▶ Your goal: Scan the listing below and copy every line holding "数字孪生数字化项目".

▶ Records supplied:
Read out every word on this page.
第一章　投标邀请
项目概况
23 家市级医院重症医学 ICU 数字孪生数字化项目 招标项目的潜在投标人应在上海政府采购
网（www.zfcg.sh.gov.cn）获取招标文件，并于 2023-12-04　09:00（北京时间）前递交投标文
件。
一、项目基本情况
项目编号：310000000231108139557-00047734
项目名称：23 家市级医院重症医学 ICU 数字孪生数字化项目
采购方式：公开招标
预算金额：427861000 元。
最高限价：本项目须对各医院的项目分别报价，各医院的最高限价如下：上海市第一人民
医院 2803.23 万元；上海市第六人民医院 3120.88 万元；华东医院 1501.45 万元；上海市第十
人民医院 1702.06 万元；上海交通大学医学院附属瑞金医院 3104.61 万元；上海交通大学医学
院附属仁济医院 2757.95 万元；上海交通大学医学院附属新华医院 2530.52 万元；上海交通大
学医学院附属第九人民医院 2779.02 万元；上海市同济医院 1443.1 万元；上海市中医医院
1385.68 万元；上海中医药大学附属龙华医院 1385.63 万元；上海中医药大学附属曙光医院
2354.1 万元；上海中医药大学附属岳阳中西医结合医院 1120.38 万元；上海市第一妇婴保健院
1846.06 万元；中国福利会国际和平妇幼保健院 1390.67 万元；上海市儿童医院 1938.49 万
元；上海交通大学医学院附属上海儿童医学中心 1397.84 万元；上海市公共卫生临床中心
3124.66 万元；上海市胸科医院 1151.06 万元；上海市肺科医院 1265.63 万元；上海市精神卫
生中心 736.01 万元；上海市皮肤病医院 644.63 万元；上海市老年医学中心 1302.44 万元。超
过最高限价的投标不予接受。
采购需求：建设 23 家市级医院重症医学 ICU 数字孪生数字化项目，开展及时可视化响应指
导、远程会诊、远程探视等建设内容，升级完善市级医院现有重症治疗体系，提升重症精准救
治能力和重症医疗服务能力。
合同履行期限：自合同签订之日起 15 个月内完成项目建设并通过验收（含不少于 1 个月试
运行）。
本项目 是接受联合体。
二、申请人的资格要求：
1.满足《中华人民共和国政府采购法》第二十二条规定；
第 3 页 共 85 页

▶ Task answer:
23 家市级医院重症医学 ICU 数字孪生数字化项目 招标项目的潜在投标人应在上海政府采购
项目名称：23 家市级医院重症医学 ICU 数字孪生数字化项目
采购需求：建设 23 家市级医院重症医学 ICU 数字孪生数字化项目，开展及时可视化响应指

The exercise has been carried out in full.